■ WORK INSTRUCTIONS:
Filter the entries below, keeping every line that has the word "content".
━━━ MATERIAL FOR THIS TASK
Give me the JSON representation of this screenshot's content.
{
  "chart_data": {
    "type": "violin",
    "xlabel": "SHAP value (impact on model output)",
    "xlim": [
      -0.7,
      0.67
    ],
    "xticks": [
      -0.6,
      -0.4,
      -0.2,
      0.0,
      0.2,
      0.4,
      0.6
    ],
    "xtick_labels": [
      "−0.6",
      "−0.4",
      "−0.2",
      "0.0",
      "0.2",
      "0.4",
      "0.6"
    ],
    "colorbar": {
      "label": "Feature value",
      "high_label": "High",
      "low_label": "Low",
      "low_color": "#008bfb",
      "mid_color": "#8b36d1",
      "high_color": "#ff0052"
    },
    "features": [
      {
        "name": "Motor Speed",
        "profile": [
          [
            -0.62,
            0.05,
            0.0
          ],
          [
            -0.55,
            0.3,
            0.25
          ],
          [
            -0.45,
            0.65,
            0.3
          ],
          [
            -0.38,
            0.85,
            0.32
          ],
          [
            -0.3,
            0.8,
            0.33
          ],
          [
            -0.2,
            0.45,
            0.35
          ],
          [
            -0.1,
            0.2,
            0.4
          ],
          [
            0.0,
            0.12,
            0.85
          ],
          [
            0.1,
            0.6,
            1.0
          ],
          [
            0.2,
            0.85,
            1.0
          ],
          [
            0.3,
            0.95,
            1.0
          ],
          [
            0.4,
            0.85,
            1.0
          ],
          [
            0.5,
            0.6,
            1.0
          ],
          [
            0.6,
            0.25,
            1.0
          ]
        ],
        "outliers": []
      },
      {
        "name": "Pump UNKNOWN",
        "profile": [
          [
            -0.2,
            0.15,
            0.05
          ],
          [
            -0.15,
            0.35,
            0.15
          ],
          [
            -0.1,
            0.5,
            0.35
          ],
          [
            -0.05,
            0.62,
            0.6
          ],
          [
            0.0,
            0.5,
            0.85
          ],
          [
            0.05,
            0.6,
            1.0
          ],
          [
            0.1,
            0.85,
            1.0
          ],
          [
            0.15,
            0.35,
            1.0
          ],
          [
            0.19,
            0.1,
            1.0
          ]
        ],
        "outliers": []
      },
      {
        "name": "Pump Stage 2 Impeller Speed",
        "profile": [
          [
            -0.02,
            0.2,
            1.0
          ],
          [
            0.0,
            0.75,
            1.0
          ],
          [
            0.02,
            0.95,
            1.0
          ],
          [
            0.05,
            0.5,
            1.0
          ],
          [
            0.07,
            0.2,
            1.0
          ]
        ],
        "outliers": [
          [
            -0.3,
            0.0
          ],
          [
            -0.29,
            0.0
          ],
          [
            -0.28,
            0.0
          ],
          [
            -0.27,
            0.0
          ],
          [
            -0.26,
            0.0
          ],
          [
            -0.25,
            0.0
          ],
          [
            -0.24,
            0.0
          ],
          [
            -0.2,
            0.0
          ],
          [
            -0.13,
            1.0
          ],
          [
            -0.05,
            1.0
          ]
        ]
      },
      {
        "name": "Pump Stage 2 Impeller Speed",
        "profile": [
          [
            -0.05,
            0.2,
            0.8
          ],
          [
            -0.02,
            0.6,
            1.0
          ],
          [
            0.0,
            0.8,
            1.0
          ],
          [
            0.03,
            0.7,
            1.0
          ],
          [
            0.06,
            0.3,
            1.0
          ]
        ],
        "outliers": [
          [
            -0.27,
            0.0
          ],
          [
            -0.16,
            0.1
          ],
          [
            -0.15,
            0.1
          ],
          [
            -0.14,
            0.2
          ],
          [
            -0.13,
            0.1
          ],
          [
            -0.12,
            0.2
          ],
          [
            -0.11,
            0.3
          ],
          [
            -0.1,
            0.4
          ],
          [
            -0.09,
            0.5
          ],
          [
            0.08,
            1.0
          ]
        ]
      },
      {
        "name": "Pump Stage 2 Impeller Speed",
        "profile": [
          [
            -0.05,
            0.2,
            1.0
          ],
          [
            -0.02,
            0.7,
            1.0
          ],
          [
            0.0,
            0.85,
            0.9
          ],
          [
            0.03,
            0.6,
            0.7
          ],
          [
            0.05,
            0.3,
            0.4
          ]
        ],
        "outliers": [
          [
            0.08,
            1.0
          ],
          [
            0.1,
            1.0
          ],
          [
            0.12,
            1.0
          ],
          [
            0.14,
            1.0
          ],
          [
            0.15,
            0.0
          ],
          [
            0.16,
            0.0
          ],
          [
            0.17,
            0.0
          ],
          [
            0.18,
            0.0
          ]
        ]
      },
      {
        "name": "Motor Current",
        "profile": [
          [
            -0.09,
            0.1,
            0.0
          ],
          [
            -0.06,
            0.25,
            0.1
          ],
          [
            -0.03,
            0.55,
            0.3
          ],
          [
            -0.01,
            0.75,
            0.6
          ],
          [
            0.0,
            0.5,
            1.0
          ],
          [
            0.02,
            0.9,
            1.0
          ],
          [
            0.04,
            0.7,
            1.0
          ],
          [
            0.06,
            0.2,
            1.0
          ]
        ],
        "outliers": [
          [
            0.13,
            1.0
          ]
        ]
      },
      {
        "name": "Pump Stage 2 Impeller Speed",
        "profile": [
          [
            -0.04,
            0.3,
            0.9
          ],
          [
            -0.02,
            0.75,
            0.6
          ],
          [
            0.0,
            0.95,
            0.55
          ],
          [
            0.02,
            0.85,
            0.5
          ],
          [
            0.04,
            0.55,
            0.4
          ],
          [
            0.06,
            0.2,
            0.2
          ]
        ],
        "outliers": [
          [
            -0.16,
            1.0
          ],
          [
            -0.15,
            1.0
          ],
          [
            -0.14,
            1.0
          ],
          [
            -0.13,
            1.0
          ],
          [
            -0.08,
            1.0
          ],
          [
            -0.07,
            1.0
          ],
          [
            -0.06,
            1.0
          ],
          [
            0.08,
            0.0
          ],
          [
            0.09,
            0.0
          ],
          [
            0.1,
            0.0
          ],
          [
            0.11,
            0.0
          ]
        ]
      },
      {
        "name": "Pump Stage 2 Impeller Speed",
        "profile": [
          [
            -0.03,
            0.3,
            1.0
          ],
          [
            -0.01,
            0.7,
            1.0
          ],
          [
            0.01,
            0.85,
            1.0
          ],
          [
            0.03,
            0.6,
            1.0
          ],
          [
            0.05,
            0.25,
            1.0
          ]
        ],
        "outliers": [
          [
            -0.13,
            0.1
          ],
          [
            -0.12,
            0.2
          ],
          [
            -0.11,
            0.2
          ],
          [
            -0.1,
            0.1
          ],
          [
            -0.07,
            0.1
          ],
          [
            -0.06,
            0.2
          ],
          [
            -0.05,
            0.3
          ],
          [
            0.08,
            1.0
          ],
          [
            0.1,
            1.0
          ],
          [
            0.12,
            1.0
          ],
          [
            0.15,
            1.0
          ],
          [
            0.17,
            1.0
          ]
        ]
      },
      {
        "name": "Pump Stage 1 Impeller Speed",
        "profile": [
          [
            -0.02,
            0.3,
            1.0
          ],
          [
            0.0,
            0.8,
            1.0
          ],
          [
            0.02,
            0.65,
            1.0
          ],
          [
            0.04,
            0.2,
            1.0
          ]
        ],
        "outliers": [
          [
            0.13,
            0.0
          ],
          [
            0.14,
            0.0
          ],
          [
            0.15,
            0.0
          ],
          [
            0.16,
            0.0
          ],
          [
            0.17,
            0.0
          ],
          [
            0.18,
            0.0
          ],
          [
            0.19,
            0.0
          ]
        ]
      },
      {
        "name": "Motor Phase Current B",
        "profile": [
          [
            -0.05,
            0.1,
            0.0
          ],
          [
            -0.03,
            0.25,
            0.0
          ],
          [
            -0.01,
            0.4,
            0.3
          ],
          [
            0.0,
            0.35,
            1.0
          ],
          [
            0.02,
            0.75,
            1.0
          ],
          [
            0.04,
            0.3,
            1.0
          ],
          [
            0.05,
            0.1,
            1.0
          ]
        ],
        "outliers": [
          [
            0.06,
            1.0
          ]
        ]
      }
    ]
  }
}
━━━━━━
━━━ MATERIAL FOR THIS TASK
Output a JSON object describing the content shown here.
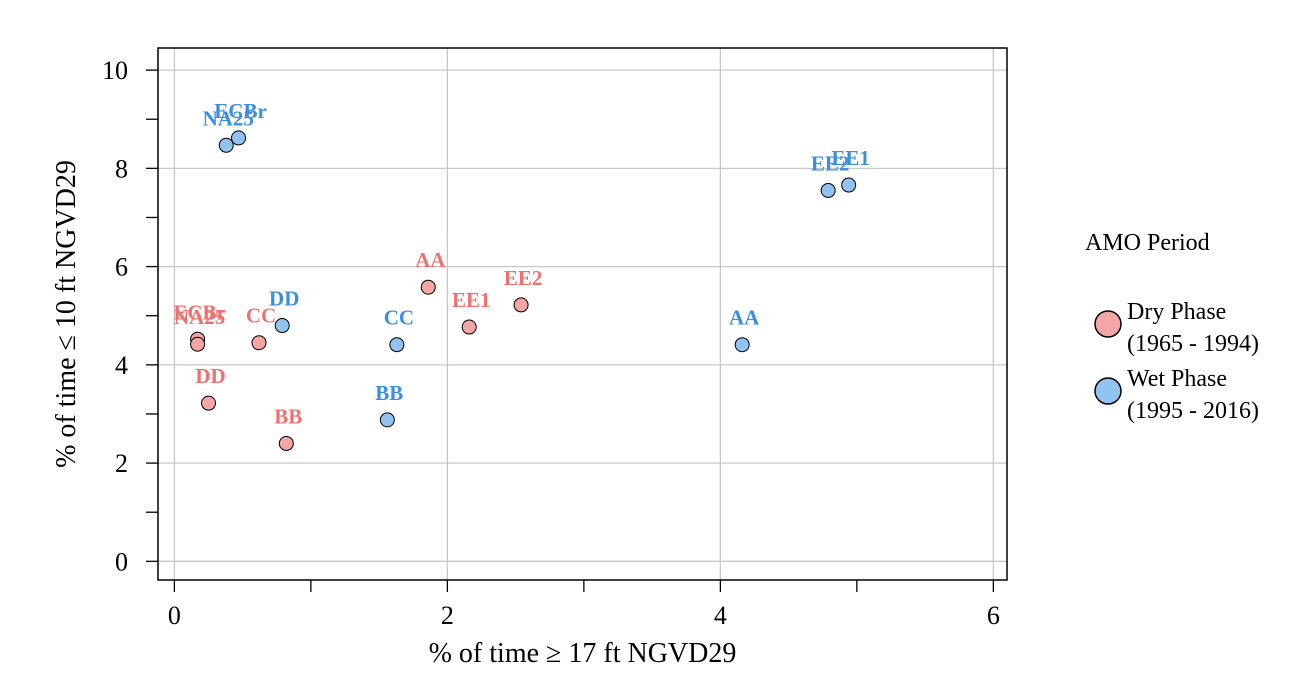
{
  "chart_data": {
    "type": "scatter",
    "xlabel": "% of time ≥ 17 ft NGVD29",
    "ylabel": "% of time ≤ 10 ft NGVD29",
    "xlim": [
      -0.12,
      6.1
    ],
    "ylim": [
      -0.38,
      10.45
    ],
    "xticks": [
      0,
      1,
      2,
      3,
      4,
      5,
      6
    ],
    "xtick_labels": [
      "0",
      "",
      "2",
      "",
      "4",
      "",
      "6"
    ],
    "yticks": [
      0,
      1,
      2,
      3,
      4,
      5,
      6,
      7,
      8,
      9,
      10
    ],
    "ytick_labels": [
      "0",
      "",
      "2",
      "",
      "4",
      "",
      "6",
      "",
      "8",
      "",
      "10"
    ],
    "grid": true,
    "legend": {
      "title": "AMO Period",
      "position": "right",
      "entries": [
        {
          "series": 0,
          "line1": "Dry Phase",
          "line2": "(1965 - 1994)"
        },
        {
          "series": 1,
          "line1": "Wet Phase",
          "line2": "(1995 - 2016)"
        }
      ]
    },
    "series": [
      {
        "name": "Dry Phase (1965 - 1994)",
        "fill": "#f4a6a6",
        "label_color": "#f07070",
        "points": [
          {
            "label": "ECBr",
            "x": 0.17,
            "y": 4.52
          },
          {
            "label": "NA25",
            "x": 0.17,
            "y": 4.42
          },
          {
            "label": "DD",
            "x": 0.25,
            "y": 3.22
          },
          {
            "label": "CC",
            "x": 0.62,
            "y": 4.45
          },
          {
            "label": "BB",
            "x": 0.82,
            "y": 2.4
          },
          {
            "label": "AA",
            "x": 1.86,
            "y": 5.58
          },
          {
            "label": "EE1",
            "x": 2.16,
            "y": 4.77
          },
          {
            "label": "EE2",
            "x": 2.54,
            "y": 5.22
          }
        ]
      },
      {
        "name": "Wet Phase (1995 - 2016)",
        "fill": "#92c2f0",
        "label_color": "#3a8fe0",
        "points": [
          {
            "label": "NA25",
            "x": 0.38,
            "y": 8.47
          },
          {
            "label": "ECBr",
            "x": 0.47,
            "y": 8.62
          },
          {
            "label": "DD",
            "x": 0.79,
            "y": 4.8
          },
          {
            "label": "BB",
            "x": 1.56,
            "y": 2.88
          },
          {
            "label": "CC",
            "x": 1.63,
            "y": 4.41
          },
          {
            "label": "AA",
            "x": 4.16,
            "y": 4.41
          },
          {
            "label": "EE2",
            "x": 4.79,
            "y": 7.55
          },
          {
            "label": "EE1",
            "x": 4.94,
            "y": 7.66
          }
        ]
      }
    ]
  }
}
━━━━━━
■ RESPONSE FOR THIS EXERCISE:
Give me the JSON representation of this screenshot's content.
Output a JSON object describing the content shown here.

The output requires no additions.